What is expected: Below are some records. Pull every line that contains the word "Llama".
[Data rows start]
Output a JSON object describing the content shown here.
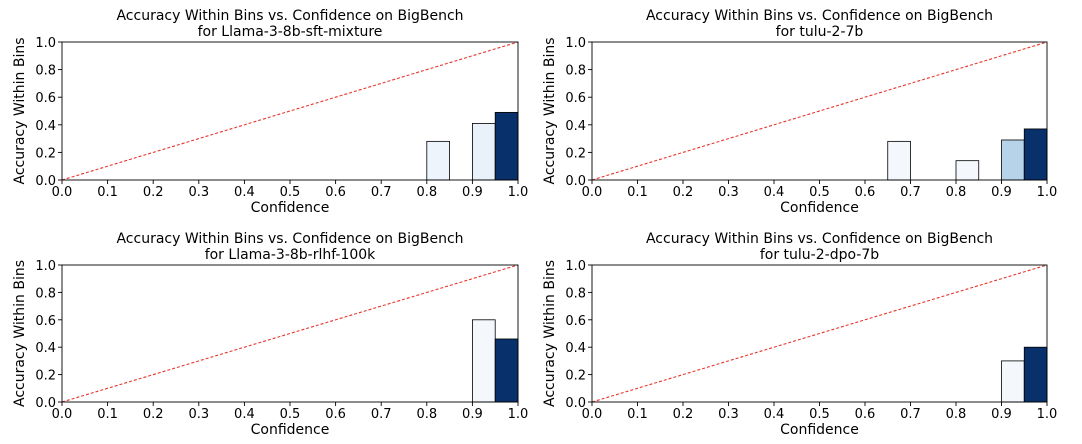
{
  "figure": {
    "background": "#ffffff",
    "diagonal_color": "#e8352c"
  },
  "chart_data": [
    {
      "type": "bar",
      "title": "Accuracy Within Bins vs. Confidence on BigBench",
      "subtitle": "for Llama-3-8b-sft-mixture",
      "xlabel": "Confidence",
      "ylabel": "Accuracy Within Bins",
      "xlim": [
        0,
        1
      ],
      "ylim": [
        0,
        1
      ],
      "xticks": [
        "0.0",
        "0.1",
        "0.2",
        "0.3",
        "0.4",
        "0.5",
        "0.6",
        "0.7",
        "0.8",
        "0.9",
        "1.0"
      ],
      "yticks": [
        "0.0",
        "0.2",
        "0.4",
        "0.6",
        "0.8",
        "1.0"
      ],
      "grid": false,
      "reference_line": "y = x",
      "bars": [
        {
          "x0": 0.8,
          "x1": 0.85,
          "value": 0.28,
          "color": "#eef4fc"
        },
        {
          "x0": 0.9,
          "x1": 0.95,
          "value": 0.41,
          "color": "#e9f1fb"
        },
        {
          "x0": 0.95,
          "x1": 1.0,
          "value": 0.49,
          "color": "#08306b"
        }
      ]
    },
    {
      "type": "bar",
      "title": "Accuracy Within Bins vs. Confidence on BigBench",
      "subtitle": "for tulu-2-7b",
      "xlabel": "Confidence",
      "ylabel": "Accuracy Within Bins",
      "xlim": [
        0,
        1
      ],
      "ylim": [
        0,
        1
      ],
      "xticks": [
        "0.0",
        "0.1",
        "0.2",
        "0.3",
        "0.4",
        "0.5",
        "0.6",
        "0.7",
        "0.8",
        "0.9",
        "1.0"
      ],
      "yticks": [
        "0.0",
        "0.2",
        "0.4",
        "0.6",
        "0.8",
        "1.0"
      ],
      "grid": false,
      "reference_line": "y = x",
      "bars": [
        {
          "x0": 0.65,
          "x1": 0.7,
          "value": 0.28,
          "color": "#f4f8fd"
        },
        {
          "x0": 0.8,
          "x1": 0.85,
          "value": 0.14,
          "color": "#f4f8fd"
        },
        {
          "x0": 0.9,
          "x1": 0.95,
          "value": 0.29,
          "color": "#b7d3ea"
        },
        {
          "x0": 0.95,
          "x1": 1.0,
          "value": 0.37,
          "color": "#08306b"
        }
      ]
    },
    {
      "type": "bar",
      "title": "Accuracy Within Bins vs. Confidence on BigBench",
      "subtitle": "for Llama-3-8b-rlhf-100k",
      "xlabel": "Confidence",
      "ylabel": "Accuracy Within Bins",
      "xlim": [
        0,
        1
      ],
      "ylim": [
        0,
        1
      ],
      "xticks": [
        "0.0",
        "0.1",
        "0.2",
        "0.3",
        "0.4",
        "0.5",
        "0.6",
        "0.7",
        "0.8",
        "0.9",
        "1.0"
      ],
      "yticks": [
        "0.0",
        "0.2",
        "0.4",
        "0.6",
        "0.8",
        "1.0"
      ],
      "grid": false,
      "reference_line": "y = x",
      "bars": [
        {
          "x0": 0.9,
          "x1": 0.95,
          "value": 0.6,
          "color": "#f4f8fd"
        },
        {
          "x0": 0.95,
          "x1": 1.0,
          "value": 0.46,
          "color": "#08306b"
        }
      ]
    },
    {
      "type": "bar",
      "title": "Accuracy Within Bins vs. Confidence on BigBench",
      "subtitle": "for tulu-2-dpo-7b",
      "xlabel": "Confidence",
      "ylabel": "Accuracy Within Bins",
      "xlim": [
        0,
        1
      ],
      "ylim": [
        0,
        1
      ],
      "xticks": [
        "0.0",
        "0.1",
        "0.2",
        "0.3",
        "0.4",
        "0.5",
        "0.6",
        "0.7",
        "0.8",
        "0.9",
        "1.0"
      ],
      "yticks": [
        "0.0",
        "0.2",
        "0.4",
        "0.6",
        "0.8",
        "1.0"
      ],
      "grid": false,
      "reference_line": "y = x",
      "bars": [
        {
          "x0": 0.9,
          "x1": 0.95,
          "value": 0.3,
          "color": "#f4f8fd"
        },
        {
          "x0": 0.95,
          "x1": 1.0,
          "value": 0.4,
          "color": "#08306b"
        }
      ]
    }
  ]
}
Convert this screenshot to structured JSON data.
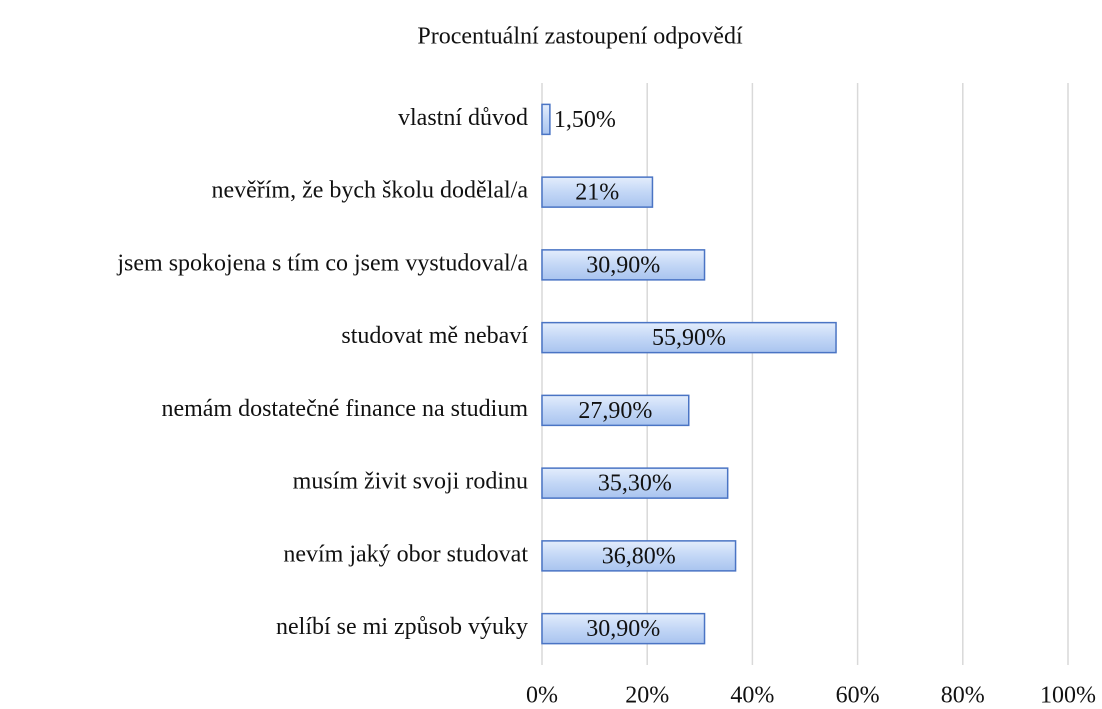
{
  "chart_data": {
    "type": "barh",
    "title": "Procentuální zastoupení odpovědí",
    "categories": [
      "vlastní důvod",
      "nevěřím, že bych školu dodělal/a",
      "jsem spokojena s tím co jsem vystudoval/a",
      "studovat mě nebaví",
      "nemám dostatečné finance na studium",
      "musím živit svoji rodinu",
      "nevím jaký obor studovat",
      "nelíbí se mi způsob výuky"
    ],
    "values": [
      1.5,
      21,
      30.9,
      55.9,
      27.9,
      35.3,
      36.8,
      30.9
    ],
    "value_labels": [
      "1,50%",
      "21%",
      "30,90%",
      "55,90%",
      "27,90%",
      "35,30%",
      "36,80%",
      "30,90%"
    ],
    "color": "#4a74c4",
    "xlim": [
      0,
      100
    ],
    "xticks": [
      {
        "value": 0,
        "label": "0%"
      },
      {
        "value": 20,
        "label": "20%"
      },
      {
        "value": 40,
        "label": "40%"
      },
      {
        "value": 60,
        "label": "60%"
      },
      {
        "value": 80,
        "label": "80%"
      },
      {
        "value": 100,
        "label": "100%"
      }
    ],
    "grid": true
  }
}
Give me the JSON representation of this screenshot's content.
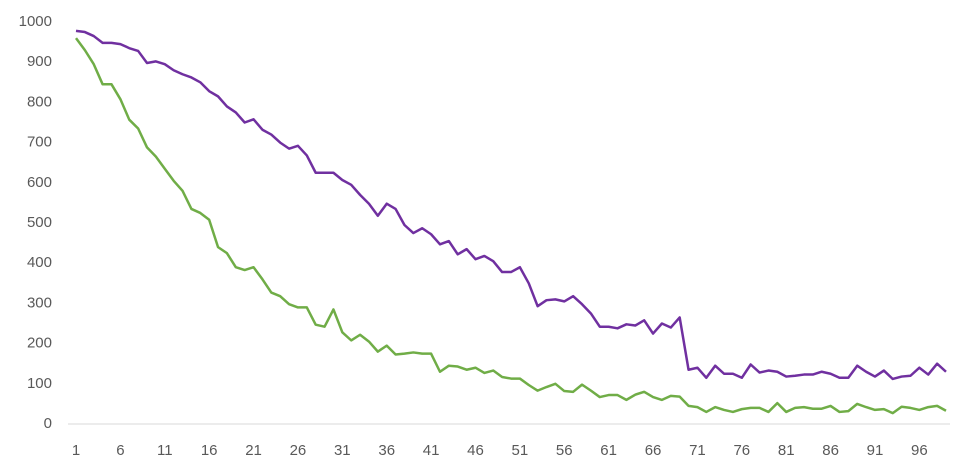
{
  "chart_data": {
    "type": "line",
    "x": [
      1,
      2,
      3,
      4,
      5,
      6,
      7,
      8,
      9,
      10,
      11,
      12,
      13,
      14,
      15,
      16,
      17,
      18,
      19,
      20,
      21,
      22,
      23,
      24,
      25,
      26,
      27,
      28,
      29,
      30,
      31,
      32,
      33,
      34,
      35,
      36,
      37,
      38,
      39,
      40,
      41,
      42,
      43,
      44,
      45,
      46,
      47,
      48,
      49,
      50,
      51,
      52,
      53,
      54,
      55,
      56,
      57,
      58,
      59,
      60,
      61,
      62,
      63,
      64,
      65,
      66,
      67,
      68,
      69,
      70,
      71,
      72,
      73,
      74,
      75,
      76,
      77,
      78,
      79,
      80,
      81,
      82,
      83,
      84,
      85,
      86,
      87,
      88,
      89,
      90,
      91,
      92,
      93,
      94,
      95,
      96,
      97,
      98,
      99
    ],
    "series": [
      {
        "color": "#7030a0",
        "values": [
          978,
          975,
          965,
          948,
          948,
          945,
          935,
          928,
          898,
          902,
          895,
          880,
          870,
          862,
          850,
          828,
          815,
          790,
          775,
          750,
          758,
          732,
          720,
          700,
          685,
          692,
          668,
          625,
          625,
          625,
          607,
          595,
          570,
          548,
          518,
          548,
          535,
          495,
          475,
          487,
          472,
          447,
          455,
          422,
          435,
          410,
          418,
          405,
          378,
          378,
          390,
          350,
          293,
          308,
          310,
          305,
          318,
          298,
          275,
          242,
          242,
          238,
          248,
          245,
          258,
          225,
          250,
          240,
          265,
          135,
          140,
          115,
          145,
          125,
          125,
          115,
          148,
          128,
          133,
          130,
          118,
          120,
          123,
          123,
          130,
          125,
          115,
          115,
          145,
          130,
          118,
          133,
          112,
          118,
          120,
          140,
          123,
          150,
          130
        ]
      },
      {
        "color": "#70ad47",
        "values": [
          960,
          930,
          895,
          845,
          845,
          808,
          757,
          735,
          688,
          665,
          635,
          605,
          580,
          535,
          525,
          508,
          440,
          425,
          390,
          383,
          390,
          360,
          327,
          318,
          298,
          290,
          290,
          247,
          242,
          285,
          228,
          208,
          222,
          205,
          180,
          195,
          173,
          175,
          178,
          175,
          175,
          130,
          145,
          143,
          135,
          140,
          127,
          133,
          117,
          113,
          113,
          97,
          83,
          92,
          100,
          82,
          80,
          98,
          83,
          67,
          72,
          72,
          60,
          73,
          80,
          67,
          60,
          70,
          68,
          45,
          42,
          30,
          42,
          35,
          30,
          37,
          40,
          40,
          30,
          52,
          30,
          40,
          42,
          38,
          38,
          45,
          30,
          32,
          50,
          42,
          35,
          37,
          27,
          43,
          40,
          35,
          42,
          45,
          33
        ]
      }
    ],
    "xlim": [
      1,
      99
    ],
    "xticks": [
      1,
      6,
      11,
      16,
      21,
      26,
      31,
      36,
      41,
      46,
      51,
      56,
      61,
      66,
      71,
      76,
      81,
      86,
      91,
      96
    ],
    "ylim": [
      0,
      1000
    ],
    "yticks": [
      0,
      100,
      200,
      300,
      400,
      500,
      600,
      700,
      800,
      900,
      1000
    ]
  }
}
[Data rows end]
In response:
      "subtitle": "for Llama-3-8b-sft-mixture",
      "subtitle": "for Llama-3-8b-rlhf-100k",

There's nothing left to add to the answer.